[GIVEN INSTRUCTION]
In the listing below, how many lines contain the string "chart"? Give only the number.

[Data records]
====================

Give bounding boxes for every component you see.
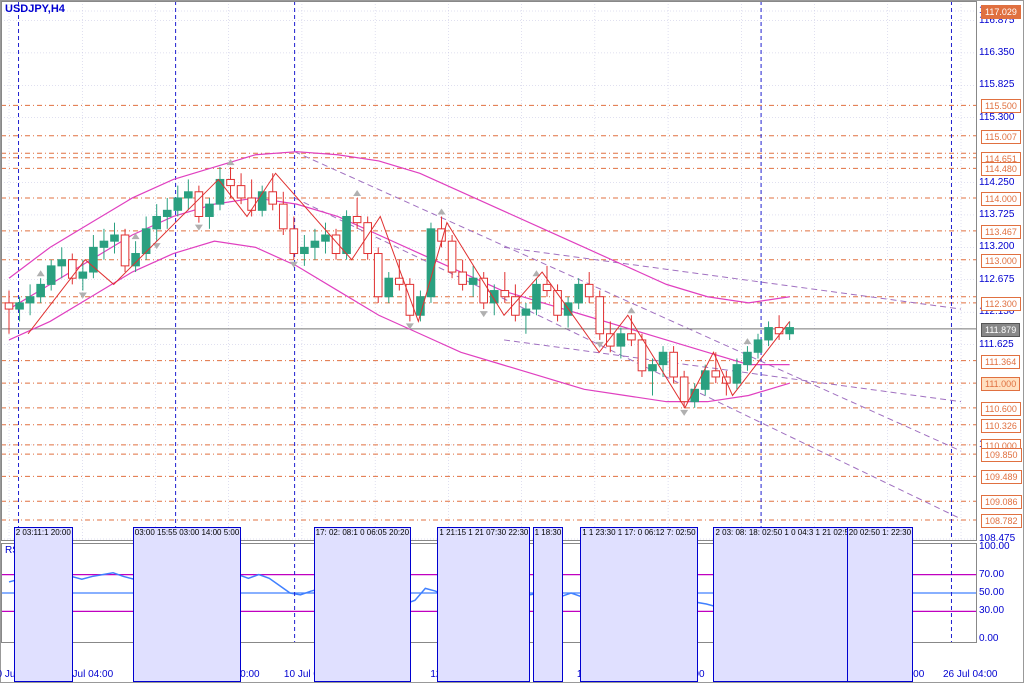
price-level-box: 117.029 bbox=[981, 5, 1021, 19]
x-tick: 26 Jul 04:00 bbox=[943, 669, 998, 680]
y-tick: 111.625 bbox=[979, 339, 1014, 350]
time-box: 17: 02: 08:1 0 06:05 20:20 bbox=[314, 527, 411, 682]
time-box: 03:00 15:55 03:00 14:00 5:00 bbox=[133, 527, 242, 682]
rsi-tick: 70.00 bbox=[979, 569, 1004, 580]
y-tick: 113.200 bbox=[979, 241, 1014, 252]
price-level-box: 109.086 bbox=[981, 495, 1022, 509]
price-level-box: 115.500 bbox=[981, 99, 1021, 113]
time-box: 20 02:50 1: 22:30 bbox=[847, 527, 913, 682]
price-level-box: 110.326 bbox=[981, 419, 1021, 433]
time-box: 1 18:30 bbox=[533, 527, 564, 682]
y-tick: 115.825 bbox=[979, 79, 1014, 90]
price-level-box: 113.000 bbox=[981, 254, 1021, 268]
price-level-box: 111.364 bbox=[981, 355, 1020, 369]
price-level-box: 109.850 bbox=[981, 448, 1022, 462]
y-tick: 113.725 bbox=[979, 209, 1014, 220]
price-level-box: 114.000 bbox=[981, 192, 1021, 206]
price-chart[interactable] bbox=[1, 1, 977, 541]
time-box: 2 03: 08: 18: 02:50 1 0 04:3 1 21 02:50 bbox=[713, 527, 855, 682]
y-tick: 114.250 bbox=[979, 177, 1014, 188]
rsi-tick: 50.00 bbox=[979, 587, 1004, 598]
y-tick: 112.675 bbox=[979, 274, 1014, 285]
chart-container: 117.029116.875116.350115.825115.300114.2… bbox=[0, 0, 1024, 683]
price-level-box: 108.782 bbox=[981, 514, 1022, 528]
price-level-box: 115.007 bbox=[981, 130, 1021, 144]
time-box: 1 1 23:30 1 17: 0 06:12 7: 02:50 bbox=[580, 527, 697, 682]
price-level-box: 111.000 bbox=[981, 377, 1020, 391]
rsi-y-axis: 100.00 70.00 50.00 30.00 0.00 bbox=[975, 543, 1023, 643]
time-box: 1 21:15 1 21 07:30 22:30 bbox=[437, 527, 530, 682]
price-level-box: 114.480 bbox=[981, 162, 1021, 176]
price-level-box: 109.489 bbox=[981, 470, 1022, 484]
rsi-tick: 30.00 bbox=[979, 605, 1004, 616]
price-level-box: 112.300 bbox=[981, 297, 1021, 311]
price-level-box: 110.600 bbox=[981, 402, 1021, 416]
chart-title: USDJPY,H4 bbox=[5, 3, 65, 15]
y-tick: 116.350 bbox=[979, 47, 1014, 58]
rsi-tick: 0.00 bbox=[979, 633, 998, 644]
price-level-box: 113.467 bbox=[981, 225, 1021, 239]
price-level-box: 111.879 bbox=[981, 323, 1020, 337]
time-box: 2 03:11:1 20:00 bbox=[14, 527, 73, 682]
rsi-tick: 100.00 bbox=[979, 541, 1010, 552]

====================

[THE ANSWER]
3